[REQUIREMENTS]: The answer should be a single number: how many lines of the entries below hold the word "JSON".

[Rows from a dataset]:
============================================================
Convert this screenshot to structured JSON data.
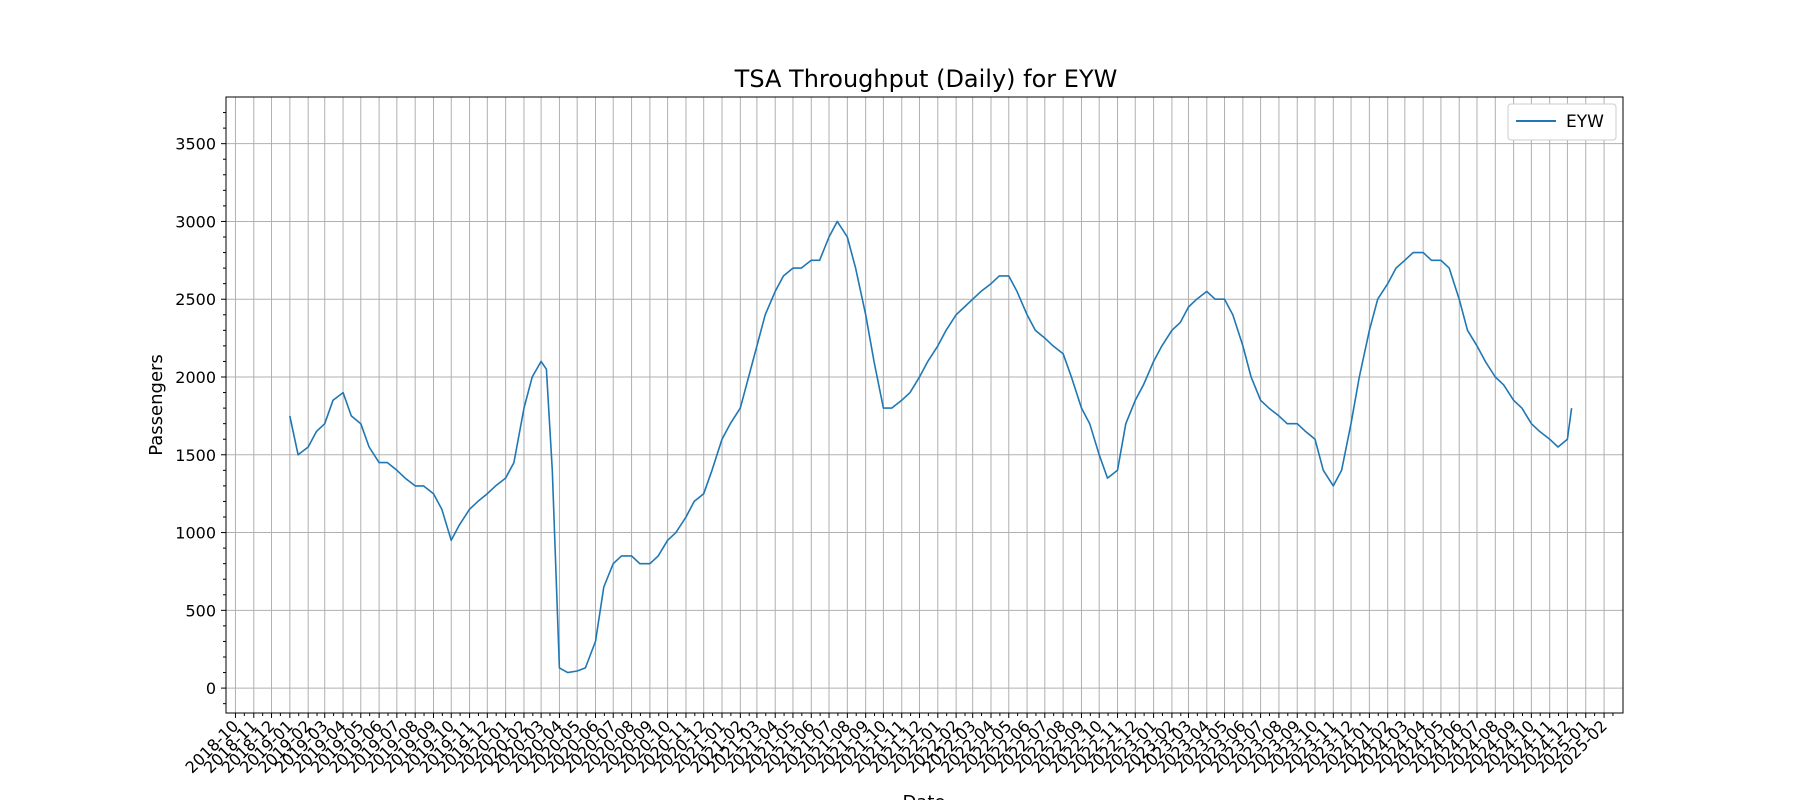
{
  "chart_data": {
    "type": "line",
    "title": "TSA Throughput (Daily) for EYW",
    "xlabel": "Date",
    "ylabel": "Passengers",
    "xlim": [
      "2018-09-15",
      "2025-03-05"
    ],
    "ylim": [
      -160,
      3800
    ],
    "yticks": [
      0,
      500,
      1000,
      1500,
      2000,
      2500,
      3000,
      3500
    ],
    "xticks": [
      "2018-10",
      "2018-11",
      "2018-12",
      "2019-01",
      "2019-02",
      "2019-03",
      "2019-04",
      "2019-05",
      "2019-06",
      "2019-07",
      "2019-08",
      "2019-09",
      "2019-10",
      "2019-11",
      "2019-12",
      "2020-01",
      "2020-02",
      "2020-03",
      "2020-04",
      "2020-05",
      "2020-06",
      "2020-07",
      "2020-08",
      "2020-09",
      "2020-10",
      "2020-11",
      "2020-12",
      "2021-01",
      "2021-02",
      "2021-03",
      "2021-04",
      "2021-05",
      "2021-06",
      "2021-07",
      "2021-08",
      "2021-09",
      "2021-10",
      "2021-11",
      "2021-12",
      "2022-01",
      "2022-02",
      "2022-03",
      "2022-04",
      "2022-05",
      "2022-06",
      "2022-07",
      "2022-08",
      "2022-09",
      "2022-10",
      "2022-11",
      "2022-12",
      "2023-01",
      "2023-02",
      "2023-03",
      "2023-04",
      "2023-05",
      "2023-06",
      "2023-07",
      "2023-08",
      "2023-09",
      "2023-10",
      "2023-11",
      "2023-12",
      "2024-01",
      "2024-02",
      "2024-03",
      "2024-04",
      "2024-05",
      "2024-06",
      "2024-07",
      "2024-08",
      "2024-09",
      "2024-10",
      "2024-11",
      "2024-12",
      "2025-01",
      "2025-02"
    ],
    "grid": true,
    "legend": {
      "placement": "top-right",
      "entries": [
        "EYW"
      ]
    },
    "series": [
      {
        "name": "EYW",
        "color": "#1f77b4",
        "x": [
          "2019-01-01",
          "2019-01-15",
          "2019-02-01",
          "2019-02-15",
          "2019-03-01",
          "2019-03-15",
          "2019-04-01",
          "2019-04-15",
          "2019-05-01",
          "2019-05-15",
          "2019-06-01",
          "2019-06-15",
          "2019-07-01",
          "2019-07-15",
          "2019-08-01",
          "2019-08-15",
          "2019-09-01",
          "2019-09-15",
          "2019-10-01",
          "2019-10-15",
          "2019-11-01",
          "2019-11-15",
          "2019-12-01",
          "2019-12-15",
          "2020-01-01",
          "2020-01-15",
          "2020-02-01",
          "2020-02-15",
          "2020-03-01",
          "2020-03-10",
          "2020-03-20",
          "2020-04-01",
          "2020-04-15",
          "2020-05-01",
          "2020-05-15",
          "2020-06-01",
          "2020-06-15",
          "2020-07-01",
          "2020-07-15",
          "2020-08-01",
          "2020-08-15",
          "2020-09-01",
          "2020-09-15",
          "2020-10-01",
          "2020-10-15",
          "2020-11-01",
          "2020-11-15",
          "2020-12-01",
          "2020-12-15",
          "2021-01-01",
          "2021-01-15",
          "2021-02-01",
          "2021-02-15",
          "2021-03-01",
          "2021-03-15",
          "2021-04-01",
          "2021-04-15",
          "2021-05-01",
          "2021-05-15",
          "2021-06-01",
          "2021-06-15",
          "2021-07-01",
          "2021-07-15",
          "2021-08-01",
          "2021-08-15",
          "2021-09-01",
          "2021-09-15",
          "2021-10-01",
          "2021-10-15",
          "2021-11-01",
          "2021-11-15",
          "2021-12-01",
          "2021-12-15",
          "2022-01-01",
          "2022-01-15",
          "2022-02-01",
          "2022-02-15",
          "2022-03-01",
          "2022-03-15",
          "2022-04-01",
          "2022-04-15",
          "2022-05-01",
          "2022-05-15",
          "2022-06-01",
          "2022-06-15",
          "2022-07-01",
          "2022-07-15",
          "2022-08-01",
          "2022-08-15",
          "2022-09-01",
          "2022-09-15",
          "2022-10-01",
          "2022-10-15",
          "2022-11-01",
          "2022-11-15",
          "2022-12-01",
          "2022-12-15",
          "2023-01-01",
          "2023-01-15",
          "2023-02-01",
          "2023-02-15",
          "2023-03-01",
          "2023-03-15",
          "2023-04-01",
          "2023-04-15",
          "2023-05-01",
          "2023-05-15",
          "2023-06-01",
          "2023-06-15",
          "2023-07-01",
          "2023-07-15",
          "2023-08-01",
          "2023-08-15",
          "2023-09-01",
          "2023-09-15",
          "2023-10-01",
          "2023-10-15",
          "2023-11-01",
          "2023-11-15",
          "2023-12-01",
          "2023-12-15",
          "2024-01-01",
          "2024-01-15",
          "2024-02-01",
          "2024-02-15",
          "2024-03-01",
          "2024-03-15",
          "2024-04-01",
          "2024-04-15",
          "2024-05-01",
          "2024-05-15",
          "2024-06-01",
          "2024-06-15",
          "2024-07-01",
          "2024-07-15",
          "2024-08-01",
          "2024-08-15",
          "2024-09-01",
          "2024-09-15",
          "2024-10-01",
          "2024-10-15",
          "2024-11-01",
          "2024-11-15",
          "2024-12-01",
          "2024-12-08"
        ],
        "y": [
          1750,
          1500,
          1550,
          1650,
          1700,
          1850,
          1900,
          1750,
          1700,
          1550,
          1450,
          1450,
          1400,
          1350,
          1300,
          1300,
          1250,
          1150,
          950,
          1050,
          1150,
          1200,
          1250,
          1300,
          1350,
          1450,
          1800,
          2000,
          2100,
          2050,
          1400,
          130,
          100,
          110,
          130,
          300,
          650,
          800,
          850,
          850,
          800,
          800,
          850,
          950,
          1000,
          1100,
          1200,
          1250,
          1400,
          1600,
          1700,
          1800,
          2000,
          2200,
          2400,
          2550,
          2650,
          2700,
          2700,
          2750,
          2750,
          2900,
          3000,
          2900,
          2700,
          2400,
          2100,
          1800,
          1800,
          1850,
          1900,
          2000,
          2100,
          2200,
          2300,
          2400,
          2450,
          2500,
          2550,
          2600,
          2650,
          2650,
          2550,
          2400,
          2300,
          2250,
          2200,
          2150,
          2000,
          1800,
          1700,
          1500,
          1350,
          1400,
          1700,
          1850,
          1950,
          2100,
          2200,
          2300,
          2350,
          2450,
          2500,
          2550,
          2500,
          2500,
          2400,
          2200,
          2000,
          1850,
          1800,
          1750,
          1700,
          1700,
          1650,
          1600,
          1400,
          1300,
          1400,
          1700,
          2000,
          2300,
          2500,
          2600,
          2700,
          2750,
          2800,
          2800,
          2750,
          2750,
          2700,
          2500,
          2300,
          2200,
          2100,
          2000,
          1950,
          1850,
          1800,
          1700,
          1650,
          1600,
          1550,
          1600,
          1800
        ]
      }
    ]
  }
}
============================================================
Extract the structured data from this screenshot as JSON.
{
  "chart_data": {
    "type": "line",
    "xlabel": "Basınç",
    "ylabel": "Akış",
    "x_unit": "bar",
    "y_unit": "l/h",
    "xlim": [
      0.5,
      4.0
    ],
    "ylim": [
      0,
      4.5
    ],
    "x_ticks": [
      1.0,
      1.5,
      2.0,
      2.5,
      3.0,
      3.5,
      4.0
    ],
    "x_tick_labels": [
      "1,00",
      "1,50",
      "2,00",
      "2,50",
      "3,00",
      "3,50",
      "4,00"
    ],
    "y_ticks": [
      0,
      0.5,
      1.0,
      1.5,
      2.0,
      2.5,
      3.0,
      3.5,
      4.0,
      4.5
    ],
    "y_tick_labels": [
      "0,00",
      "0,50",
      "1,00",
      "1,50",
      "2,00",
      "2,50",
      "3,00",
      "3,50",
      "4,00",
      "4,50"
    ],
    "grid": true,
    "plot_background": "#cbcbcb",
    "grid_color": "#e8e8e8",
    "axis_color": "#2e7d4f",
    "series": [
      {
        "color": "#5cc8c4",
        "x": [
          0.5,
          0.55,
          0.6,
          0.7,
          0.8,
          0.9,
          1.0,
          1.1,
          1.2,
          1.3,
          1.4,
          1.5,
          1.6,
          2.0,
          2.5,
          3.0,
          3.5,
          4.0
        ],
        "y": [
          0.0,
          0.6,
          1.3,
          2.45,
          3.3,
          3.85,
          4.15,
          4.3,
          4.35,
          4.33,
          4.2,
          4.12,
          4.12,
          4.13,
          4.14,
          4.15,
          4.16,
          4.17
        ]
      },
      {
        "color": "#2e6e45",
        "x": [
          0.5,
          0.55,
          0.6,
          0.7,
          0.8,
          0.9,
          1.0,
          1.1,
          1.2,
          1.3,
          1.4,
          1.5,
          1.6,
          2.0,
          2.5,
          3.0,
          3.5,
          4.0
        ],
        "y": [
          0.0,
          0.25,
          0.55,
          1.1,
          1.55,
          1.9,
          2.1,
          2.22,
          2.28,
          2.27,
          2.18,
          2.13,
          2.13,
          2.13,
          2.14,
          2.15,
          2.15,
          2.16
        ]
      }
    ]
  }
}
============================================================
[FINISHED ANSWER]: 2